▶ **Petunjuk 1**:
Menurut bacaan, apa yang tidak pernah dijadikan prioritas oleh Apa dan Mamah saat lebaran?

▶ **Bacaan**:
----
Setiap
menjelang idul fitri, kami di minta untuk menyiapkan beberapa pakaian terbaik
kami untuk diberikan kepada saudara kami yang yatim.
Bukan karena kami hendak dibelikan baju baru karena Apa dan Mamah tidak pernah menjadikan baju baru sebagai prioritas saat lebaran, meski pada akhirnya kami tetap mendapat baju baru seperti halnya anak-anak lain.
"Eteh, Dede, bereskan beberapa pakaian yang paling bagus, nanti kita berikan kepada sepupu-sepupu kalian yang yatim."
Kadang, hati saya
'mengernyit', "kenapa harus selalu yang terbaik dan terbagus?"
"Bukankah
biasanya orang memberikan sesuatu yang layak, bukan yang terbagus dan
terbaik?"
----
▶ **Data yang Diberikan**:
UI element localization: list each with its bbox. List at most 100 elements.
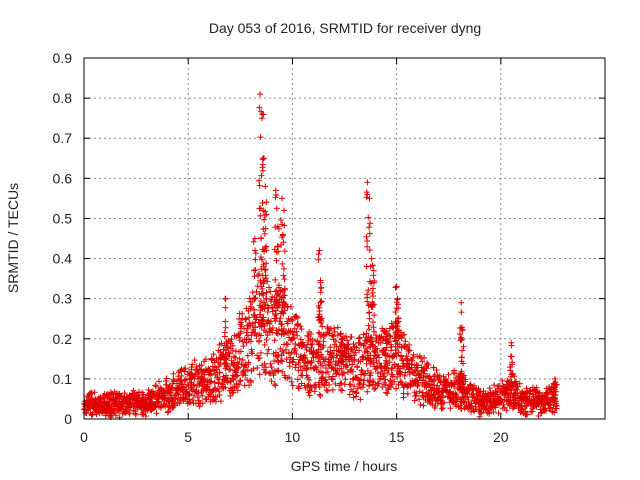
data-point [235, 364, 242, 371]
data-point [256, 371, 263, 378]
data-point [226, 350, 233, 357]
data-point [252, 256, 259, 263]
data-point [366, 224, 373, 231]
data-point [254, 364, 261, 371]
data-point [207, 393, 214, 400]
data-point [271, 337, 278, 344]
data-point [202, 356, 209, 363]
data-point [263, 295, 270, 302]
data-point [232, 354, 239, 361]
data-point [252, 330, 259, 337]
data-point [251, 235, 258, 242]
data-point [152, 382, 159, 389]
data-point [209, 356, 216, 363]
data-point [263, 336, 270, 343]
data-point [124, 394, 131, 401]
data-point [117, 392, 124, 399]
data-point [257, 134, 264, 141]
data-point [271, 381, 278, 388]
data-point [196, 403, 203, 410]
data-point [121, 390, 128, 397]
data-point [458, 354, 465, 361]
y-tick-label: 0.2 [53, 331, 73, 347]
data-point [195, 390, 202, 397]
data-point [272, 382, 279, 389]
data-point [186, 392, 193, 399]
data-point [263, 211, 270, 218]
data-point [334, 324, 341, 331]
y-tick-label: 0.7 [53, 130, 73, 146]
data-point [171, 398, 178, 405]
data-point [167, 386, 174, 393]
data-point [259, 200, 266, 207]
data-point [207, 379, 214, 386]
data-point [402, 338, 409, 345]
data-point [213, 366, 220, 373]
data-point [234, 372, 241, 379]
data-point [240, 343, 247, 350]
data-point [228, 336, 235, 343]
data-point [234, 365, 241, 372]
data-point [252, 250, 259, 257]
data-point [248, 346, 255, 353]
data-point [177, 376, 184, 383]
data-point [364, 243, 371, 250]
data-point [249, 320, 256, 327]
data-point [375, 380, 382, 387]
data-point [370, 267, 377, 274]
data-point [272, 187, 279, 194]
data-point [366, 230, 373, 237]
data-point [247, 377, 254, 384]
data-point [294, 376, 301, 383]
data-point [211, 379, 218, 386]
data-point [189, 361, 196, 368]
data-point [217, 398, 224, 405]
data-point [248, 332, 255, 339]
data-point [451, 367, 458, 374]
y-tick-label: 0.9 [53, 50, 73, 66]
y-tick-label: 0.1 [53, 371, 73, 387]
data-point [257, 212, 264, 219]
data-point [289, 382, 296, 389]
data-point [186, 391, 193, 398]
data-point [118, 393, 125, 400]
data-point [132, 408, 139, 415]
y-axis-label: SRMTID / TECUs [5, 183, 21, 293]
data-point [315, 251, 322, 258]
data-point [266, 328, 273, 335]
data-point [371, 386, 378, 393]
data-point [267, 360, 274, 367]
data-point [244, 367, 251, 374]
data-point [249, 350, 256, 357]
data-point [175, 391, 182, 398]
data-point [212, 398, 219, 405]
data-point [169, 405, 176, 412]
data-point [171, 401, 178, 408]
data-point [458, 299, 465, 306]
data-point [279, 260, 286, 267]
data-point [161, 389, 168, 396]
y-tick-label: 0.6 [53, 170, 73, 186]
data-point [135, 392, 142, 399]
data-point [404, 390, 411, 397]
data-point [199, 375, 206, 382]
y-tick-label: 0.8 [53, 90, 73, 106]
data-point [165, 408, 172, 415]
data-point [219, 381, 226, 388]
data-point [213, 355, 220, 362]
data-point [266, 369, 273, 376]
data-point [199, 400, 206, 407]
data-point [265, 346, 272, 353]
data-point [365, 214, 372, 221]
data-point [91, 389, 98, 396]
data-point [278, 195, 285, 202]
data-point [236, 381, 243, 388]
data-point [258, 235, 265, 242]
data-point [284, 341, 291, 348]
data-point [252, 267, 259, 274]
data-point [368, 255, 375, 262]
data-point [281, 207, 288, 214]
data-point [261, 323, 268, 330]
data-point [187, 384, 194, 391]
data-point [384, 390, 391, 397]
----
▶ **Petunjuk 2**:
Salin kembali baris-baris entri tanpa perubahan, mulai dari baris yang memuat "data-point [235, 364, 242, 371]" sampai baris yang memuat "y-tick-label: 0.1 [53, 371, 73, 387]", termasuk kedua baris tersebut.

▶ **Jawaban Lengkap 1**:
Baju baru.

▶ **Jawaban Lengkap 2**:
data-point [235, 364, 242, 371]
data-point [256, 371, 263, 378]
data-point [226, 350, 233, 357]
data-point [252, 256, 259, 263]
data-point [366, 224, 373, 231]
data-point [254, 364, 261, 371]
data-point [207, 393, 214, 400]
data-point [271, 337, 278, 344]
data-point [202, 356, 209, 363]
data-point [263, 295, 270, 302]
data-point [232, 354, 239, 361]
data-point [252, 330, 259, 337]
data-point [251, 235, 258, 242]
data-point [152, 382, 159, 389]
data-point [209, 356, 216, 363]
data-point [263, 336, 270, 343]
data-point [124, 394, 131, 401]
data-point [117, 392, 124, 399]
data-point [257, 134, 264, 141]
data-point [271, 381, 278, 388]
data-point [196, 403, 203, 410]
data-point [121, 390, 128, 397]
data-point [458, 354, 465, 361]
y-tick-label: 0.2 [53, 331, 73, 347]
data-point [195, 390, 202, 397]
data-point [272, 382, 279, 389]
data-point [186, 392, 193, 399]
data-point [263, 211, 270, 218]
data-point [334, 324, 341, 331]
y-tick-label: 0.7 [53, 130, 73, 146]
data-point [171, 398, 178, 405]
data-point [167, 386, 174, 393]
data-point [259, 200, 266, 207]
data-point [207, 379, 214, 386]
data-point [402, 338, 409, 345]
data-point [213, 366, 220, 373]
data-point [234, 372, 241, 379]
data-point [240, 343, 247, 350]
data-point [228, 336, 235, 343]
data-point [234, 365, 241, 372]
data-point [252, 250, 259, 257]
data-point [248, 346, 255, 353]
data-point [177, 376, 184, 383]
data-point [364, 243, 371, 250]
data-point [249, 320, 256, 327]
data-point [375, 380, 382, 387]
data-point [370, 267, 377, 274]
data-point [272, 187, 279, 194]
data-point [366, 230, 373, 237]
data-point [247, 377, 254, 384]
data-point [294, 376, 301, 383]
data-point [211, 379, 218, 386]
data-point [189, 361, 196, 368]
data-point [217, 398, 224, 405]
data-point [248, 332, 255, 339]
data-point [451, 367, 458, 374]
y-tick-label: 0.9 [53, 50, 73, 66]
y-tick-label: 0.1 [53, 371, 73, 387]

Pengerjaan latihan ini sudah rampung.